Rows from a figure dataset
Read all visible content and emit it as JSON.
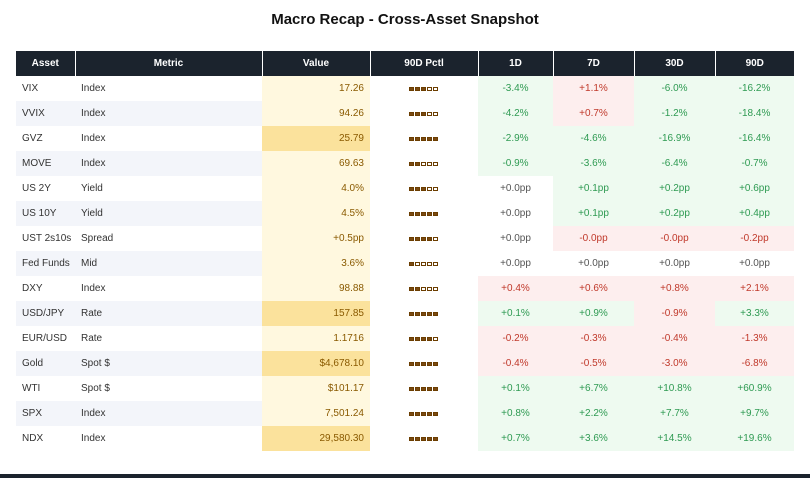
{
  "title": "Macro Recap - Cross-Asset Snapshot",
  "watermark": "amberdata",
  "colors": {
    "header_bg": "#1b232d",
    "pos_bg": "#eefaf0",
    "neg_bg": "#fdeeee",
    "neutral_bg": "#ffffff",
    "pos_text": "#2e9a52",
    "neg_text": "#c0392b",
    "neutral_text": "#555555",
    "value_high": "#fbe29c",
    "value_low": "#fff8df"
  },
  "chart_data": {
    "type": "table",
    "columns": [
      "Asset",
      "Metric",
      "Value",
      "90D Pctl",
      "1D",
      "7D",
      "30D",
      "90D"
    ],
    "pctl_scale_max": 5,
    "rows": [
      {
        "asset": "VIX",
        "metric": "Index",
        "value": "17.26",
        "value_rank": 0.2,
        "pctl": 3,
        "d1": "-3.4%",
        "d7": "+1.1%",
        "d30": "-6.0%",
        "d90": "-16.2%",
        "dir": [
          "pos",
          "neg",
          "pos",
          "pos"
        ]
      },
      {
        "asset": "VVIX",
        "metric": "Index",
        "value": "94.26",
        "value_rank": 0.2,
        "pctl": 3,
        "d1": "-4.2%",
        "d7": "+0.7%",
        "d30": "-1.2%",
        "d90": "-18.4%",
        "dir": [
          "pos",
          "neg",
          "pos",
          "pos"
        ]
      },
      {
        "asset": "GVZ",
        "metric": "Index",
        "value": "25.79",
        "value_rank": 1,
        "pctl": 5,
        "d1": "-2.9%",
        "d7": "-4.6%",
        "d30": "-16.9%",
        "d90": "-16.4%",
        "dir": [
          "pos",
          "pos",
          "pos",
          "pos"
        ]
      },
      {
        "asset": "MOVE",
        "metric": "Index",
        "value": "69.63",
        "value_rank": 0.2,
        "pctl": 2,
        "d1": "-0.9%",
        "d7": "-3.6%",
        "d30": "-6.4%",
        "d90": "-0.7%",
        "dir": [
          "pos",
          "pos",
          "pos",
          "pos"
        ]
      },
      {
        "asset": "US 2Y",
        "metric": "Yield",
        "value": "4.0%",
        "value_rank": 0.2,
        "pctl": 3,
        "d1": "+0.0pp",
        "d7": "+0.1pp",
        "d30": "+0.2pp",
        "d90": "+0.6pp",
        "dir": [
          "neu",
          "pos",
          "pos",
          "pos"
        ]
      },
      {
        "asset": "US 10Y",
        "metric": "Yield",
        "value": "4.5%",
        "value_rank": 0.2,
        "pctl": 5,
        "d1": "+0.0pp",
        "d7": "+0.1pp",
        "d30": "+0.2pp",
        "d90": "+0.4pp",
        "dir": [
          "neu",
          "pos",
          "pos",
          "pos"
        ]
      },
      {
        "asset": "UST 2s10s",
        "metric": "Spread",
        "value": "+0.5pp",
        "value_rank": 0.2,
        "pctl": 4,
        "d1": "+0.0pp",
        "d7": "-0.0pp",
        "d30": "-0.0pp",
        "d90": "-0.2pp",
        "dir": [
          "neu",
          "neg",
          "neg",
          "neg"
        ]
      },
      {
        "asset": "Fed Funds",
        "metric": "Mid",
        "value": "3.6%",
        "value_rank": 0.2,
        "pctl": 1,
        "d1": "+0.0pp",
        "d7": "+0.0pp",
        "d30": "+0.0pp",
        "d90": "+0.0pp",
        "dir": [
          "neu",
          "neu",
          "neu",
          "neu"
        ]
      },
      {
        "asset": "DXY",
        "metric": "Index",
        "value": "98.88",
        "value_rank": 0.2,
        "pctl": 2,
        "d1": "+0.4%",
        "d7": "+0.6%",
        "d30": "+0.8%",
        "d90": "+2.1%",
        "dir": [
          "neg",
          "neg",
          "neg",
          "neg"
        ]
      },
      {
        "asset": "USD/JPY",
        "metric": "Rate",
        "value": "157.85",
        "value_rank": 1,
        "pctl": 5,
        "d1": "+0.1%",
        "d7": "+0.9%",
        "d30": "-0.9%",
        "d90": "+3.3%",
        "dir": [
          "pos",
          "pos",
          "neg",
          "pos"
        ]
      },
      {
        "asset": "EUR/USD",
        "metric": "Rate",
        "value": "1.1716",
        "value_rank": 0.2,
        "pctl": 4,
        "d1": "-0.2%",
        "d7": "-0.3%",
        "d30": "-0.4%",
        "d90": "-1.3%",
        "dir": [
          "neg",
          "neg",
          "neg",
          "neg"
        ]
      },
      {
        "asset": "Gold",
        "metric": "Spot $",
        "value": "$4,678.10",
        "value_rank": 1,
        "pctl": 5,
        "d1": "-0.4%",
        "d7": "-0.5%",
        "d30": "-3.0%",
        "d90": "-6.8%",
        "dir": [
          "neg",
          "neg",
          "neg",
          "neg"
        ]
      },
      {
        "asset": "WTI",
        "metric": "Spot $",
        "value": "$101.17",
        "value_rank": 0.2,
        "pctl": 5,
        "d1": "+0.1%",
        "d7": "+6.7%",
        "d30": "+10.8%",
        "d90": "+60.9%",
        "dir": [
          "pos",
          "pos",
          "pos",
          "pos"
        ]
      },
      {
        "asset": "SPX",
        "metric": "Index",
        "value": "7,501.24",
        "value_rank": 0.2,
        "pctl": 5,
        "d1": "+0.8%",
        "d7": "+2.2%",
        "d30": "+7.7%",
        "d90": "+9.7%",
        "dir": [
          "pos",
          "pos",
          "pos",
          "pos"
        ]
      },
      {
        "asset": "NDX",
        "metric": "Index",
        "value": "29,580.30",
        "value_rank": 1,
        "pctl": 5,
        "d1": "+0.7%",
        "d7": "+3.6%",
        "d30": "+14.5%",
        "d90": "+19.6%",
        "dir": [
          "pos",
          "pos",
          "pos",
          "pos"
        ]
      }
    ]
  }
}
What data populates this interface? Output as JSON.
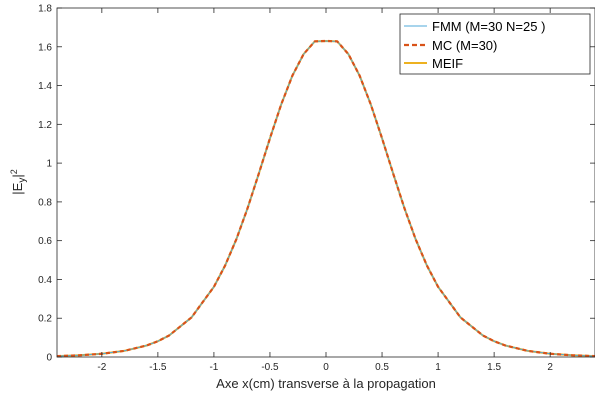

» **Request**
Scan the data above; copy every line where "JSON" appears.

» **Result**
Read all visible content and emit it as JSON.
What data populates this interface? Output as JSON.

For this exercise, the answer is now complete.